What is asked
Output the material below unchanged, apart from leaving out the pictures.

══ Data

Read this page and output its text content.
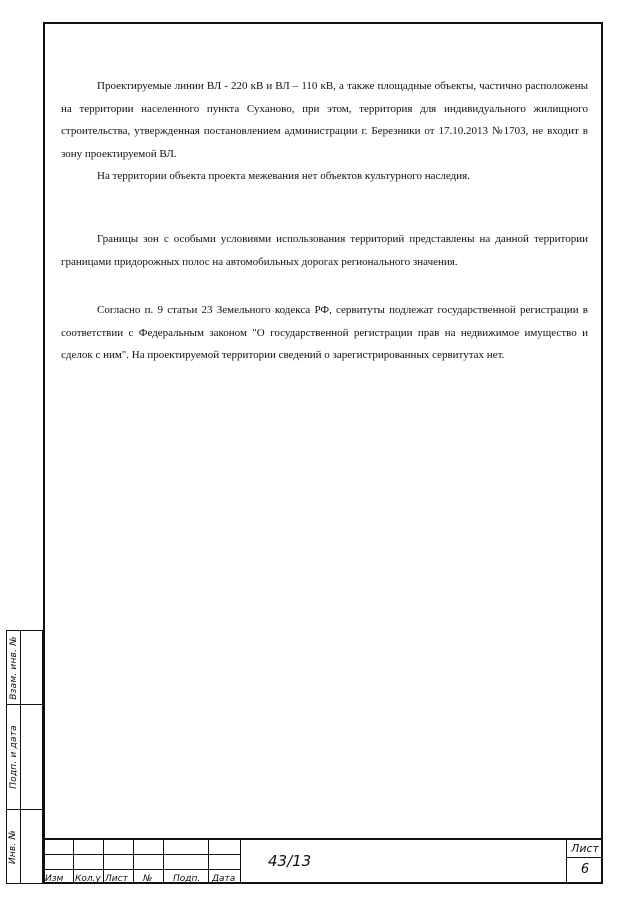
Проектируемые линии ВЛ - 220 кВ и ВЛ – 110 кВ, а также площадные объекты, частично расположены на территории населенного пункта Суханово, при этом, территория для индивидуального жилищного строительства, утвержденная постановлением администрации г. Березники от 17.10.2013 №1703, не входит в зону проектируемой ВЛ.

На территории объекта проекта межевания нет объектов культурного наследия.

Границы зон с особыми условиями использования территорий представлены на данной территории границами придорожных полос на автомобильных дорогах регионального значения.

Согласно п. 9 статьи 23 Земельного кодекса РФ, сервитуты подлежат государственной регистрации в соответствии с Федеральным законом "О государственной регистрации прав на недвижимое имущество и сделок с ним". На проектируемой территории сведений о зарегистрированных сервитутах нет.

Взам. инв. №
Подп. и дата
Инв. №
Изм Кол.у Лист № Подп. Дата
43/13
Лист
6
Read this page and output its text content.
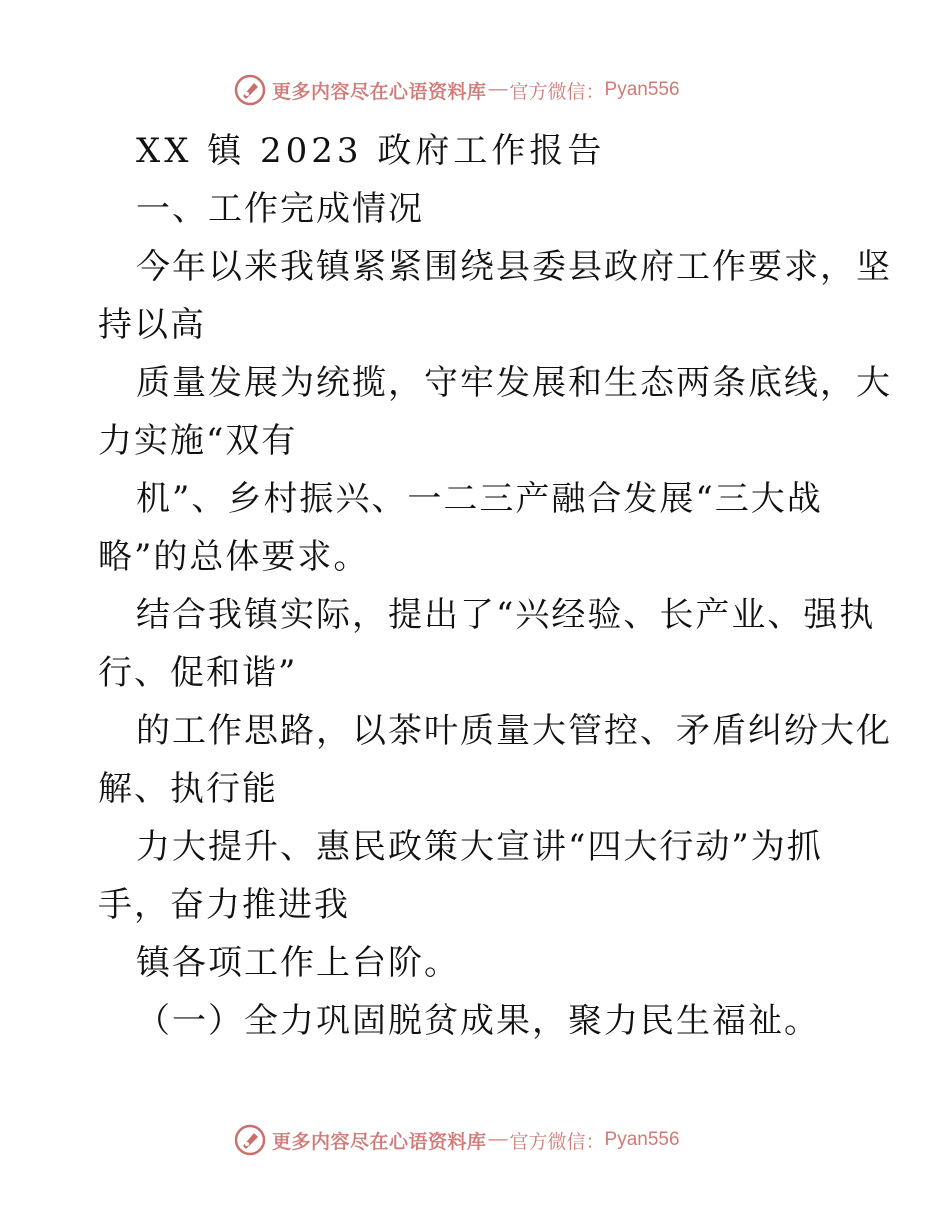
更多内容尽在心语资料库 — 官方微信： Pyan556
XX 镇 2023 政府工作报告
一、工作完成情况
今年以来我镇紧紧围绕县委县政府工作要求，坚
持以高
质量发展为统揽，守牢发展和生态两条底线，大
力实施“双有
机”、乡村振兴、一二三产融合发展“三大战
略”的总体要求。
结合我镇实际，提出了“兴经验、长产业、强执
行、促和谐”
的工作思路，以茶叶质量大管控、矛盾纠纷大化
解、执行能
力大提升、惠民政策大宣讲“四大行动”为抓
手，奋力推进我
镇各项工作上台阶。
（一）全力巩固脱贫成果，聚力民生福祉。
更多内容尽在心语资料库 — 官方微信： Pyan556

════

Output below
Read this page and output its text content.
Проектируемые линии ВЛ - 220 кВ и ВЛ – 110 кВ, а также площадные объекты, частично расположены на территории населенного пункта Суханово, при этом, территория для индивидуального жилищного строительства, утвержденная постановлением администрации г. Березники от 17.10.2013 №1703, не входит в зону проектируемой ВЛ.

На территории объекта проекта межевания нет объектов культурного наследия.

Границы зон с особыми условиями использования территорий представлены на данной территории границами придорожных полос на автомобильных дорогах регионального значения.

Согласно п. 9 статьи 23 Земельного кодекса РФ, сервитуты подлежат государственной регистрации в соответствии с Федеральным законом "О государственной регистрации прав на недвижимое имущество и сделок с ним". На проектируемой территории сведений о зарегистрированных сервитутах нет.

Взам. инв. №
Подп. и дата
Инв. №
Изм Кол.у Лист № Подп. Дата
43/13
Лист
6
Read this page and output its text content.
更多内容尽在心语资料库 — 官方微信： Pyan556
XX 镇 2023 政府工作报告
一、工作完成情况
今年以来我镇紧紧围绕县委县政府工作要求，坚
持以高
质量发展为统揽，守牢发展和生态两条底线，大
力实施“双有
机”、乡村振兴、一二三产融合发展“三大战
略”的总体要求。
结合我镇实际，提出了“兴经验、长产业、强执
行、促和谐”
的工作思路，以茶叶质量大管控、矛盾纠纷大化
解、执行能
力大提升、惠民政策大宣讲“四大行动”为抓
手，奋力推进我
镇各项工作上台阶。
（一）全力巩固脱贫成果，聚力民生福祉。
更多内容尽在心语资料库 — 官方微信： Pyan556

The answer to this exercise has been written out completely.